What is asked
Output all of the entries exactly as written.

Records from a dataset
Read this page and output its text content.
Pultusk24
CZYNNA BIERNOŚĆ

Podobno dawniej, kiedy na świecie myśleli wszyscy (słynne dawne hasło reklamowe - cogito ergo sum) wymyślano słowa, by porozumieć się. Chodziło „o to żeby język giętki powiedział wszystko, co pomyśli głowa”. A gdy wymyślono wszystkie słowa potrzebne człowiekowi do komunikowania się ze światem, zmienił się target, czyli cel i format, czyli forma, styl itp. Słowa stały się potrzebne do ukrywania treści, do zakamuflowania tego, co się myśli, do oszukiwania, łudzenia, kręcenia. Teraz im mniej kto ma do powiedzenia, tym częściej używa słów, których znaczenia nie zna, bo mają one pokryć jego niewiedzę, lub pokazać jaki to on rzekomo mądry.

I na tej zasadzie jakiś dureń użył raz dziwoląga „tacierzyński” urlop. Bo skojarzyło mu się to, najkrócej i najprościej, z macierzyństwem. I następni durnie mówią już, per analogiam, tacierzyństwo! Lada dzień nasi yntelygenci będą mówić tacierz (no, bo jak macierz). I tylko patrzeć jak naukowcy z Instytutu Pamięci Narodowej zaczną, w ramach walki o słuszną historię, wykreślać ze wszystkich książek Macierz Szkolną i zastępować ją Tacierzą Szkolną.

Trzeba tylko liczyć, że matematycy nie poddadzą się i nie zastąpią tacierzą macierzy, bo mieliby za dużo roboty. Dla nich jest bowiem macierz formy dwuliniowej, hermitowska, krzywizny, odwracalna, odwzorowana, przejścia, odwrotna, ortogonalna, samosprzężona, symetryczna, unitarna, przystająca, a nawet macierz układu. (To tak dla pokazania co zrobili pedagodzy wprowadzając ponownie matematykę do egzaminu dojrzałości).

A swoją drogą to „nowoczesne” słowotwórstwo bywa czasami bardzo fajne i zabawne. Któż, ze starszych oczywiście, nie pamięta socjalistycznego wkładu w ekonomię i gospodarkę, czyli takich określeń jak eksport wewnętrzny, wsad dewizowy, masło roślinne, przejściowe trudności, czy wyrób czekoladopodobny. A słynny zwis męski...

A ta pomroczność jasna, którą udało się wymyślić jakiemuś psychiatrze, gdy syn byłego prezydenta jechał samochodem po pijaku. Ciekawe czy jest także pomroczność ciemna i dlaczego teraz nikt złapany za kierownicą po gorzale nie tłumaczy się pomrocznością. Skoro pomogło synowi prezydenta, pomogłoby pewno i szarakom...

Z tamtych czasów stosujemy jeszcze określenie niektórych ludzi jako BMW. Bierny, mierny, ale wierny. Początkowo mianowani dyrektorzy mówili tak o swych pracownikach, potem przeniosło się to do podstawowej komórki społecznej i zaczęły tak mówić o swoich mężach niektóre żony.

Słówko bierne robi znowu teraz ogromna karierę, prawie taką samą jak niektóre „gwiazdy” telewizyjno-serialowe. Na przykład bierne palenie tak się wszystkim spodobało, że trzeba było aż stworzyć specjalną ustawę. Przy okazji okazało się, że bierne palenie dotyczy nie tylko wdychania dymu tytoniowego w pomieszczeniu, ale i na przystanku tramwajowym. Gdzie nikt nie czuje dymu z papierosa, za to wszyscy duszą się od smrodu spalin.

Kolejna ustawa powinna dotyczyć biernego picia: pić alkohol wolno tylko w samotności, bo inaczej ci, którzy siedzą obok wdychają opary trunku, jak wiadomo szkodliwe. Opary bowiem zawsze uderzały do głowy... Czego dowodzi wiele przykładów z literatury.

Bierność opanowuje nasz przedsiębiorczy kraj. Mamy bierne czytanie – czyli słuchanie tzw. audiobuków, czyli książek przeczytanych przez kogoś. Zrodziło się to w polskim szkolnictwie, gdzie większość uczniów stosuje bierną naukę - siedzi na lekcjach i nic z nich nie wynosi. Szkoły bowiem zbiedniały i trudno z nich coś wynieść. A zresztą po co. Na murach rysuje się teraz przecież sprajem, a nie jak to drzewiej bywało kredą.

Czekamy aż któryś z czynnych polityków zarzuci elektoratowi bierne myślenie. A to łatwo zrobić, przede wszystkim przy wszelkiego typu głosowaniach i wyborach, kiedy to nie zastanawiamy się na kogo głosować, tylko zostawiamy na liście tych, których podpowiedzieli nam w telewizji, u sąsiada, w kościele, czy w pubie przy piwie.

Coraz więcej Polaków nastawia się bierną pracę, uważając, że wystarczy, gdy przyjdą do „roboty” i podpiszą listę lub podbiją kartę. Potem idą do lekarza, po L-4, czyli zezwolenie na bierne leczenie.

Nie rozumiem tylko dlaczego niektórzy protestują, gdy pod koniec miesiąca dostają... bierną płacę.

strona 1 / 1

Result
Read this page and output its text content.
Pultusk24
CZYNNA BIERNOŚĆ

Podobno dawniej, kiedy na świecie myśleli wszyscy (słynne dawne hasło reklamowe - cogito ergo sum) wymyślano słowa, by porozumieć się. Chodziło „o to żeby język giętki powiedział wszystko, co pomyśli głowa”. A gdy wymyślono wszystkie słowa potrzebne człowiekowi do komunikowania się ze światem, zmienił się target, czyli cel i format, czyli forma, styl itp. Słowa stały się potrzebne do ukrywania treści, do zakamuflowania tego, co się myśli, do oszukiwania, łudzenia, kręcenia. Teraz im mniej kto ma do powiedzenia, tym częściej używa słów, których znaczenia nie zna, bo mają one pokryć jego niewiedzę, lub pokazać jaki to on rzekomo mądry.

I na tej zasadzie jakiś dureń użył raz dziwoląga „tacierzyński” urlop. Bo skojarzyło mu się to, najkrócej i najprościej, z macierzyństwem. I następni durnie mówią już, per analogiam, tacierzyństwo! Lada dzień nasi yntelygenci będą mówić tacierz (no, bo jak macierz). I tylko patrzeć jak naukowcy z Instytutu Pamięci Narodowej zaczną, w ramach walki o słuszną historię, wykreślać ze wszystkich książek Macierz Szkolną i zastępować ją Tacierzą Szkolną.

Trzeba tylko liczyć, że matematycy nie poddadzą się i nie zastąpią tacierzą macierzy, bo mieliby za dużo roboty. Dla nich jest bowiem macierz formy dwuliniowej, hermitowska, krzywizny, odwracalna, odwzorowana, przejścia, odwrotna, ortogonalna, samosprzężona, symetryczna, unitarna, przystająca, a nawet macierz układu. (To tak dla pokazania co zrobili pedagodzy wprowadzając ponownie matematykę do egzaminu dojrzałości).

A swoją drogą to „nowoczesne” słowotwórstwo bywa czasami bardzo fajne i zabawne. Któż, ze starszych oczywiście, nie pamięta socjalistycznego wkładu w ekonomię i gospodarkę, czyli takich określeń jak eksport wewnętrzny, wsad dewizowy, masło roślinne, przejściowe trudności, czy wyrób czekoladopodobny. A słynny zwis męski...

A ta pomroczność jasna, którą udało się wymyślić jakiemuś psychiatrze, gdy syn byłego prezydenta jechał samochodem po pijaku. Ciekawe czy jest także pomroczność ciemna i dlaczego teraz nikt złapany za kierownicą po gorzale nie tłumaczy się pomrocznością. Skoro pomogło synowi prezydenta, pomogłoby pewno i szarakom...

Z tamtych czasów stosujemy jeszcze określenie niektórych ludzi jako BMW. Bierny, mierny, ale wierny. Początkowo mianowani dyrektorzy mówili tak o swych pracownikach, potem przeniosło się to do podstawowej komórki społecznej i zaczęły tak mówić o swoich mężach niektóre żony.

Słówko bierne robi znowu teraz ogromna karierę, prawie taką samą jak niektóre „gwiazdy” telewizyjno-serialowe. Na przykład bierne palenie tak się wszystkim spodobało, że trzeba było aż stworzyć specjalną ustawę. Przy okazji okazało się, że bierne palenie dotyczy nie tylko wdychania dymu tytoniowego w pomieszczeniu, ale i na przystanku tramwajowym. Gdzie nikt nie czuje dymu z papierosa, za to wszyscy duszą się od smrodu spalin.

Kolejna ustawa powinna dotyczyć biernego picia: pić alkohol wolno tylko w samotności, bo inaczej ci, którzy siedzą obok wdychają opary trunku, jak wiadomo szkodliwe. Opary bowiem zawsze uderzały do głowy... Czego dowodzi wiele przykładów z literatury.

Bierność opanowuje nasz przedsiębiorczy kraj. Mamy bierne czytanie – czyli słuchanie tzw. audiobuków, czyli książek przeczytanych przez kogoś. Zrodziło się to w polskim szkolnictwie, gdzie większość uczniów stosuje bierną naukę - siedzi na lekcjach i nic z nich nie wynosi. Szkoły bowiem zbiedniały i trudno z nich coś wynieść. A zresztą po co. Na murach rysuje się teraz przecież sprajem, a nie jak to drzewiej bywało kredą.

Czekamy aż któryś z czynnych polityków zarzuci elektoratowi bierne myślenie. A to łatwo zrobić, przede wszystkim przy wszelkiego typu głosowaniach i wyborach, kiedy to nie zastanawiamy się na kogo głosować, tylko zostawiamy na liście tych, których podpowiedzieli nam w telewizji, u sąsiada, w kościele, czy w pubie przy piwie.

Coraz więcej Polaków nastawia się bierną pracę, uważając, że wystarczy, gdy przyjdą do „roboty” i podpiszą listę lub podbiją kartę. Potem idą do lekarza, po L-4, czyli zezwolenie na bierne leczenie.

Nie rozumiem tylko dlaczego niektórzy protestują, gdy pod koniec miesiąca dostają... bierną płacę.

strona 1 / 1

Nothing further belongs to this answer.